──────── MATERIAL TO PROCESS
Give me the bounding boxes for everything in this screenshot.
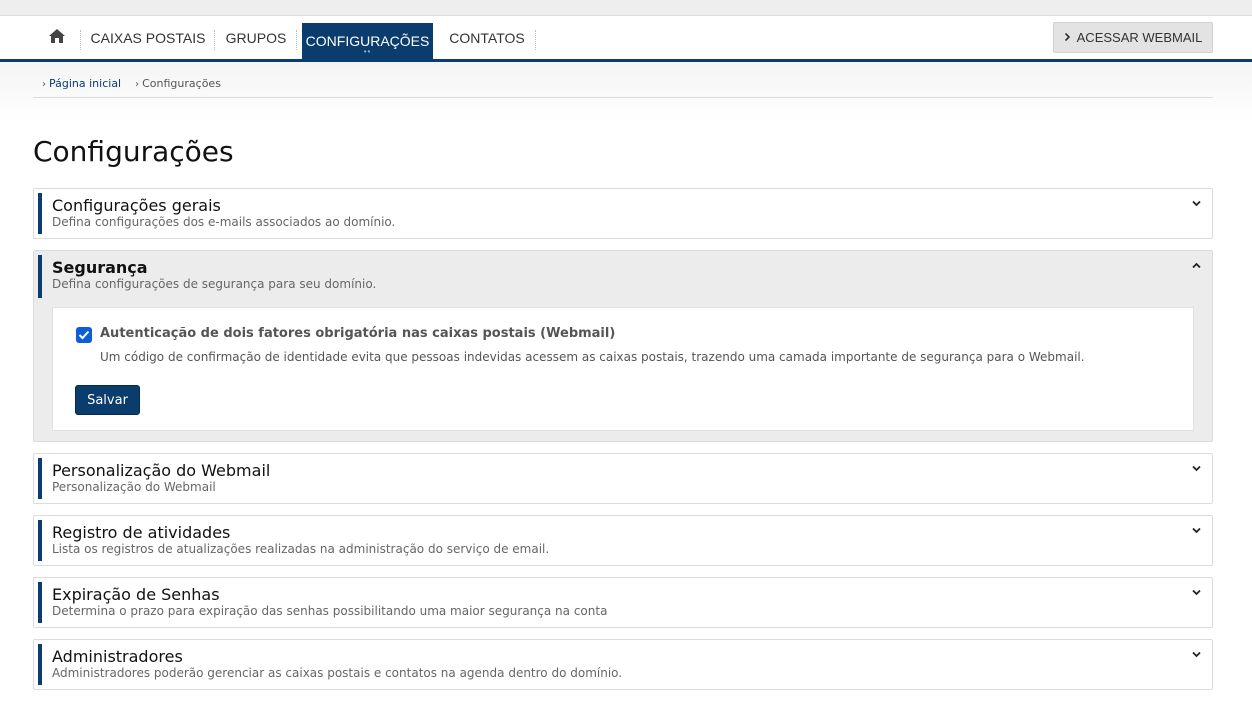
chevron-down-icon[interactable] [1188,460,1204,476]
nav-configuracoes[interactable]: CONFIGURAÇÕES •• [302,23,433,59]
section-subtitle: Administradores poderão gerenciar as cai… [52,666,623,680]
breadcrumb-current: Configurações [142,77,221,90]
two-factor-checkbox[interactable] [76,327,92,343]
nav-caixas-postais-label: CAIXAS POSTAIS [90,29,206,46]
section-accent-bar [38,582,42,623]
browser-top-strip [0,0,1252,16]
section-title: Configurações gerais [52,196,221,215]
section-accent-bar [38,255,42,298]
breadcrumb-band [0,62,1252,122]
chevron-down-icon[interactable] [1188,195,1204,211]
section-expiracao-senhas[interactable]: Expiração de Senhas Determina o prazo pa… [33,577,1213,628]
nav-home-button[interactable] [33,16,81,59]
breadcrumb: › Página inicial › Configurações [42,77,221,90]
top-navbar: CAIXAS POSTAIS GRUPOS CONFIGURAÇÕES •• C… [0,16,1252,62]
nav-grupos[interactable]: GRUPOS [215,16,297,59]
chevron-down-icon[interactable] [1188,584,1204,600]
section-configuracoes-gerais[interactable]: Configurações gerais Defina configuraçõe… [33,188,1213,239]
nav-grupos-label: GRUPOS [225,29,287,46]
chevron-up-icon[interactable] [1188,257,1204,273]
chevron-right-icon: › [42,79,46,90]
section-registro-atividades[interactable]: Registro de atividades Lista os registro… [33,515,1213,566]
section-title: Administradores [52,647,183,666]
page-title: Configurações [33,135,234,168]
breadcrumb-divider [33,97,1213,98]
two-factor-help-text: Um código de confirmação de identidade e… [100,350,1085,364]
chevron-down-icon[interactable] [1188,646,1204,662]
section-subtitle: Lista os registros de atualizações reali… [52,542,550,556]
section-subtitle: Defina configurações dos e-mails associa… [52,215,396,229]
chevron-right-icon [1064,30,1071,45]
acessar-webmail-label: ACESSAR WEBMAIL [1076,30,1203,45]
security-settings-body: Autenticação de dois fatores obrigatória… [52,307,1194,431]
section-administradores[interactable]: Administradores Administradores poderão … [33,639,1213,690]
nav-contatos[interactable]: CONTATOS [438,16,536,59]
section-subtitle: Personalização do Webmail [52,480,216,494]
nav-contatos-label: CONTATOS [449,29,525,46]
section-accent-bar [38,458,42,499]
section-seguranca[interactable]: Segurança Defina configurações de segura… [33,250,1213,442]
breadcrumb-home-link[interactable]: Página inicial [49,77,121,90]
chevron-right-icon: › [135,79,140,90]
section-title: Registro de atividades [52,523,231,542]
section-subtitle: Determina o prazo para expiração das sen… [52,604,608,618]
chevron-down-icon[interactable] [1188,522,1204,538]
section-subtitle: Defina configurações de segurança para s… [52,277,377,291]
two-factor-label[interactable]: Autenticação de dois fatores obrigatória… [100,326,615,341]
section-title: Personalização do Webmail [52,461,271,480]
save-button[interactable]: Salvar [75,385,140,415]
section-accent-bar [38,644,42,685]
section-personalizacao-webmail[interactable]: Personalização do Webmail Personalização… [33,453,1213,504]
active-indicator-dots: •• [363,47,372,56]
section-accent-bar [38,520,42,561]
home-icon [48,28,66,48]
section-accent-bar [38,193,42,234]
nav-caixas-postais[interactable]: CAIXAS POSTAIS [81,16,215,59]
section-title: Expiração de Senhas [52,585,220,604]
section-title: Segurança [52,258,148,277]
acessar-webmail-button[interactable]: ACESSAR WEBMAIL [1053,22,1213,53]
────────────────
──────── MATERIAL TO PROCESS
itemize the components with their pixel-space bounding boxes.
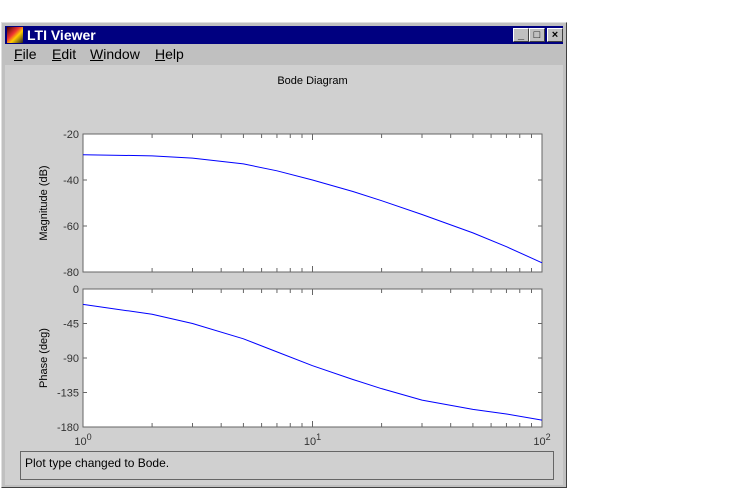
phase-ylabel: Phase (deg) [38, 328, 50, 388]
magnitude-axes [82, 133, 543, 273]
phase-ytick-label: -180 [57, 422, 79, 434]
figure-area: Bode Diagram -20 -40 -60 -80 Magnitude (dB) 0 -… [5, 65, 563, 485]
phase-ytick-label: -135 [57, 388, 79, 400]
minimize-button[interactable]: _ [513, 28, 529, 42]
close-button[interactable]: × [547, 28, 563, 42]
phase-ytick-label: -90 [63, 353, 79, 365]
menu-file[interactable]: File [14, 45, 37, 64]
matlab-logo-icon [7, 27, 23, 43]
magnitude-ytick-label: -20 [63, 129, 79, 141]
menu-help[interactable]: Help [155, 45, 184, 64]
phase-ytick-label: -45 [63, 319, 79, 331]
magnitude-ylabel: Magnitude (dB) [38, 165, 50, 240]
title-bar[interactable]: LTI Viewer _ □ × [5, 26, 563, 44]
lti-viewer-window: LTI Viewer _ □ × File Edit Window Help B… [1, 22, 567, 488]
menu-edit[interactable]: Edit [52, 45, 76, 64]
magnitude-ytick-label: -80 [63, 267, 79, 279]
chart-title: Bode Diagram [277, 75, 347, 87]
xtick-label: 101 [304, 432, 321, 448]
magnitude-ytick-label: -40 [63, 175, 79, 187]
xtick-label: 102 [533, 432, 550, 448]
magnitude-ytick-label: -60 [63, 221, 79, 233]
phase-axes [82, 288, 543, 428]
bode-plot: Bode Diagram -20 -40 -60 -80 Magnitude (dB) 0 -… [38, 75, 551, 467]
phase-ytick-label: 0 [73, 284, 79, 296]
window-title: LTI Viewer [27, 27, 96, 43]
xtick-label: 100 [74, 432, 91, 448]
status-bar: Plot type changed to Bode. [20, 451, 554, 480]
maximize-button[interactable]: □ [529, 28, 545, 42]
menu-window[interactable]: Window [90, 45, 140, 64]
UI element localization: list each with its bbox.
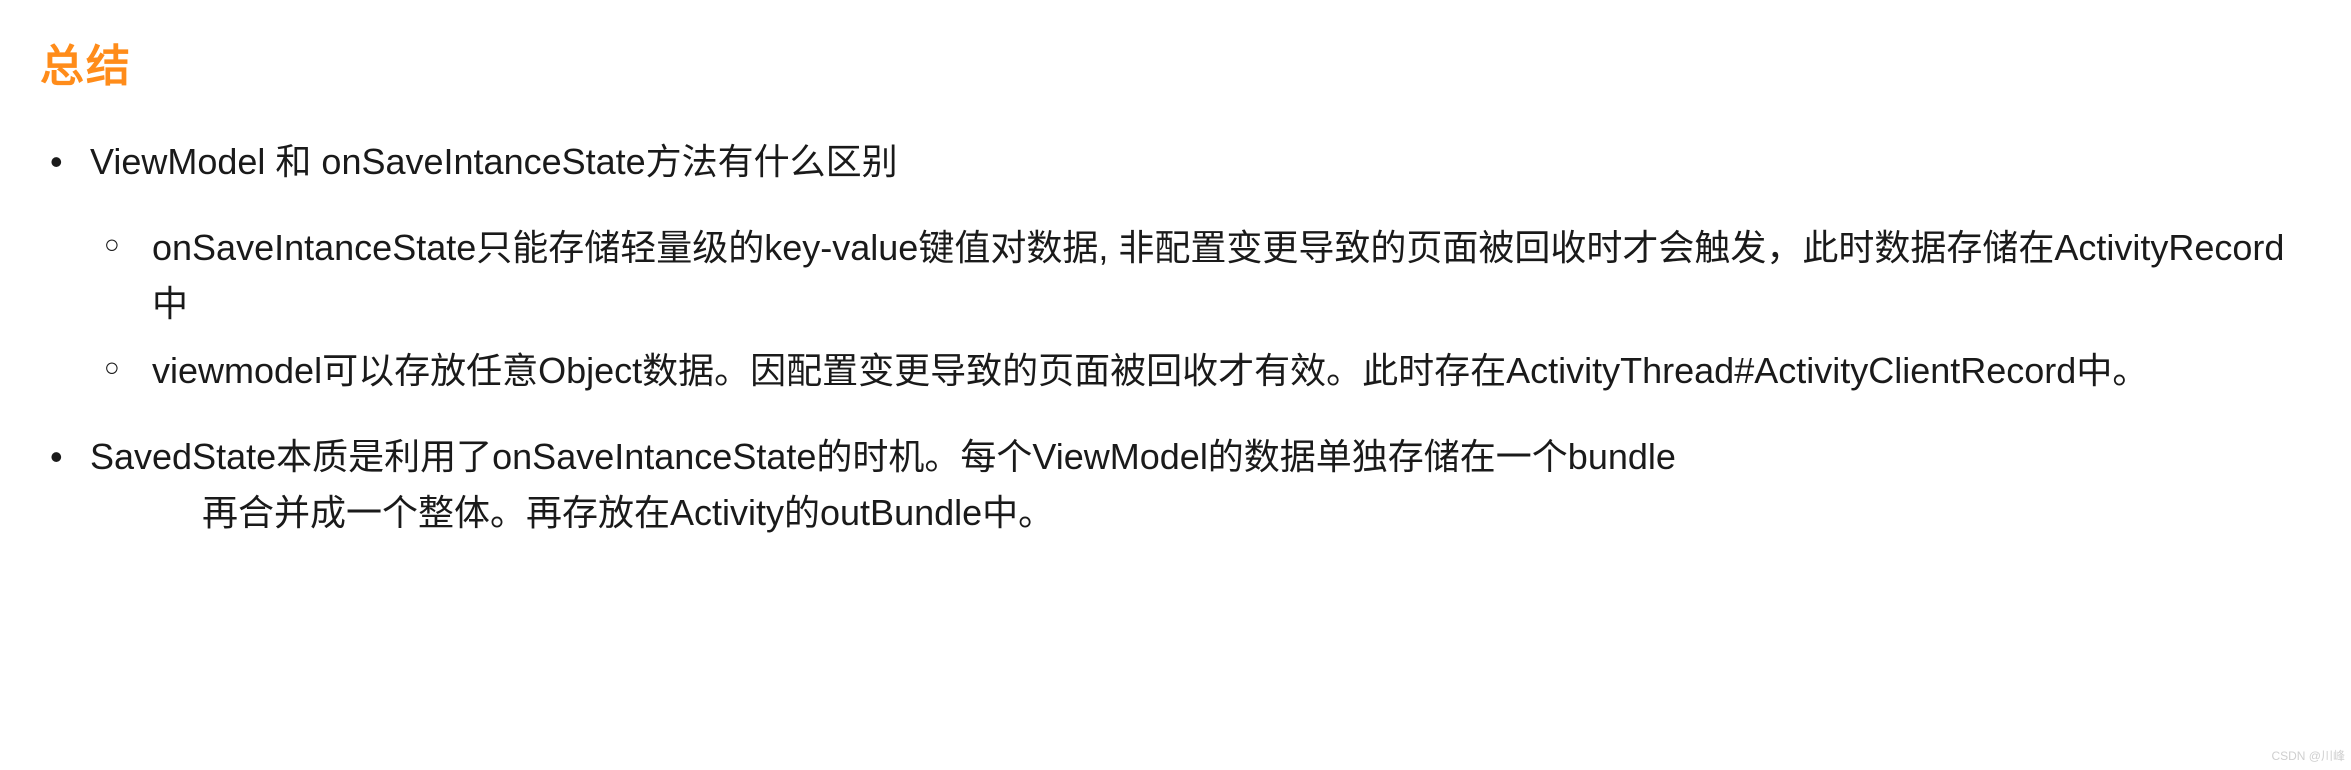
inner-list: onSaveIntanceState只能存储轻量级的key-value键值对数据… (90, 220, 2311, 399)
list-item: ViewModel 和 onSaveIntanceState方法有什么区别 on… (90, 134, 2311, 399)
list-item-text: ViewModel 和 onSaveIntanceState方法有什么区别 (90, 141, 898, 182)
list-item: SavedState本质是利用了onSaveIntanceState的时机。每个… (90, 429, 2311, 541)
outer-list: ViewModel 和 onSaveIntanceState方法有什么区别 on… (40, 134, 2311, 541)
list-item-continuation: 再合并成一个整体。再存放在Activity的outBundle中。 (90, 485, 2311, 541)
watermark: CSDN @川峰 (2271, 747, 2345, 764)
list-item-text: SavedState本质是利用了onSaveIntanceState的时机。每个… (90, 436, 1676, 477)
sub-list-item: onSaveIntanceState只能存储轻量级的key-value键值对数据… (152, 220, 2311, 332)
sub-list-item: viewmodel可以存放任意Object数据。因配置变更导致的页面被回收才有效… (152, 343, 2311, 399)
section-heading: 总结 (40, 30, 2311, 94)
────────────────
■ **PROBLEM STATEMENT**
Please rewrite the lines from the one containing "220, 2311, 399)" through the one containing "list-item-text: ViewModel 和", inclusive, substituting "nested-list" for "inner-list" and leaving everything else unchanged.

■ **FULL RESPONSE**
nested-list: onSaveIntanceState只能存储轻量级的key-value键值对数据… (90, 220, 2311, 399)
list-item: ViewModel 和 onSaveIntanceState方法有什么区别 on… (90, 134, 2311, 399)
list-item-text: ViewModel 和 onSaveIntanceState方法有什么区别 (90, 141, 898, 182)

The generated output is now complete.